----- Exercise material -----

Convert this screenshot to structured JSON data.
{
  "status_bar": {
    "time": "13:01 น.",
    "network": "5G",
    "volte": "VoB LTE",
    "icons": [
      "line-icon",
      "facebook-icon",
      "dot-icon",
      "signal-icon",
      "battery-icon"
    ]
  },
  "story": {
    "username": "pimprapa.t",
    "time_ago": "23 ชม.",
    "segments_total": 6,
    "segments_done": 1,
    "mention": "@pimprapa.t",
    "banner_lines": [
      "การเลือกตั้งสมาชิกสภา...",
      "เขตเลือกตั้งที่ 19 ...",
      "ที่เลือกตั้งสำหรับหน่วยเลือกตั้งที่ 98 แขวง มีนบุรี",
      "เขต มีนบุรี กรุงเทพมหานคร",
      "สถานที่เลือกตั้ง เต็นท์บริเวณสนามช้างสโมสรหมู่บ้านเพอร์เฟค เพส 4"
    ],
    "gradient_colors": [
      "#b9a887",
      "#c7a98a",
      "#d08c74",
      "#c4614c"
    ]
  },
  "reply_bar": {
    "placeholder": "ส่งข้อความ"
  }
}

-----

What is being asked:
Each line of the material must be restated exactly.

Expected output:
Convert this screenshot to structured JSON data.
{
  "status_bar": {
    "time": "13:01 น.",
    "network": "5G",
    "volte": "VoB LTE",
    "icons": [
      "line-icon",
      "facebook-icon",
      "dot-icon",
      "signal-icon",
      "battery-icon"
    ]
  },
  "story": {
    "username": "pimprapa.t",
    "time_ago": "23 ชม.",
    "segments_total": 6,
    "segments_done": 1,
    "mention": "@pimprapa.t",
    "banner_lines": [
      "การเลือกตั้งสมาชิกสภา...",
      "เขตเลือกตั้งที่ 19 ...",
      "ที่เลือกตั้งสำหรับหน่วยเลือกตั้งที่ 98 แขวง มีนบุรี",
      "เขต มีนบุรี กรุงเทพมหานคร",
      "สถานที่เลือกตั้ง เต็นท์บริเวณสนามช้างสโมสรหมู่บ้านเพอร์เฟค เพส 4"
    ],
    "gradient_colors": [
      "#b9a887",
      "#c7a98a",
      "#d08c74",
      "#c4614c"
    ]
  },
  "reply_bar": {
    "placeholder": "ส่งข้อความ"
  }
}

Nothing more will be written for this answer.